Data items:
----

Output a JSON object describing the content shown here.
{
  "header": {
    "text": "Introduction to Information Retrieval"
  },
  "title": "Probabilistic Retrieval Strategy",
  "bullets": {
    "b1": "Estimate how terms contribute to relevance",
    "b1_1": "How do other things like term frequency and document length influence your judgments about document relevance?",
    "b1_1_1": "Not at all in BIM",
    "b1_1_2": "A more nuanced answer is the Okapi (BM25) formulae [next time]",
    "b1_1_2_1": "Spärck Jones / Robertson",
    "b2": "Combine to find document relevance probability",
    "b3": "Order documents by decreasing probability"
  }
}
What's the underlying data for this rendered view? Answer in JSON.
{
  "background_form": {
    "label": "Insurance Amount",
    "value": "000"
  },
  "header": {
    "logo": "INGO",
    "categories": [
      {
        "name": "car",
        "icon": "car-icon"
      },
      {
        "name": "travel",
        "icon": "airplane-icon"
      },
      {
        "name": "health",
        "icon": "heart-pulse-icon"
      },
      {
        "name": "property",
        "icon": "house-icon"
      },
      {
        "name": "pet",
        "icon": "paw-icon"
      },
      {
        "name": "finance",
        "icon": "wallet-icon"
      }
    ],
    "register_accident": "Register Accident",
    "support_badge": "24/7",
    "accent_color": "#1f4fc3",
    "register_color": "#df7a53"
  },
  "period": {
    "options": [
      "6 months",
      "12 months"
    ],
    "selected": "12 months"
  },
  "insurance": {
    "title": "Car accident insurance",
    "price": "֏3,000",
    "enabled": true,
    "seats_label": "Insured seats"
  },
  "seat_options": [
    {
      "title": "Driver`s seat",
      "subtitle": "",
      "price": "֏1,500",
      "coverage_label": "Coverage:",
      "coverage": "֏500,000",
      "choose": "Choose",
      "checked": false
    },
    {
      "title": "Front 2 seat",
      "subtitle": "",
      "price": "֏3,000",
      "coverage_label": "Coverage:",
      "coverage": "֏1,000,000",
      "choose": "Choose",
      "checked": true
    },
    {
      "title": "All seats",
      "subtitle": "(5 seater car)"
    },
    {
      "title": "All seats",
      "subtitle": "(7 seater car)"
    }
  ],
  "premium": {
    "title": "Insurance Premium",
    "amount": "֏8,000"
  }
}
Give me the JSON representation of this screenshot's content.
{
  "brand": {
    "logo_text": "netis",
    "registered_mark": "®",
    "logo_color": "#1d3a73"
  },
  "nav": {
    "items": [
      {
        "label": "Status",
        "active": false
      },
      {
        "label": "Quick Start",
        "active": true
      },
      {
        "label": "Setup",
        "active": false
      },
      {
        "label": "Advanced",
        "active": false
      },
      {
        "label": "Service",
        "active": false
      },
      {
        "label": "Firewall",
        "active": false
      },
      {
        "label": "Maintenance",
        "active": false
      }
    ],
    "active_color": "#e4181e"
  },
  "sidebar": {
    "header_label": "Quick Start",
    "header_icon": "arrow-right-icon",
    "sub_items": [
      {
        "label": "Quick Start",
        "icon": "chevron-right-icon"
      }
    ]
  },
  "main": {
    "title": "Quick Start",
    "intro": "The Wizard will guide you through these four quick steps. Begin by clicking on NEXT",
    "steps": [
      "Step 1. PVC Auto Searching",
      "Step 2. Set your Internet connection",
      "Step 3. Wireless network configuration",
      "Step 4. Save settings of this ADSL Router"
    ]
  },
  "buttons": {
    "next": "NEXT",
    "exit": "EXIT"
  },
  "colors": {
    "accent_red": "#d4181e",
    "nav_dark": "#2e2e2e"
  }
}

----

» GIVEN EXERCISE
Among the lines of the data above, determine how many contain the word "your". Report the number alone.

» WRITTEN SOLUTION
2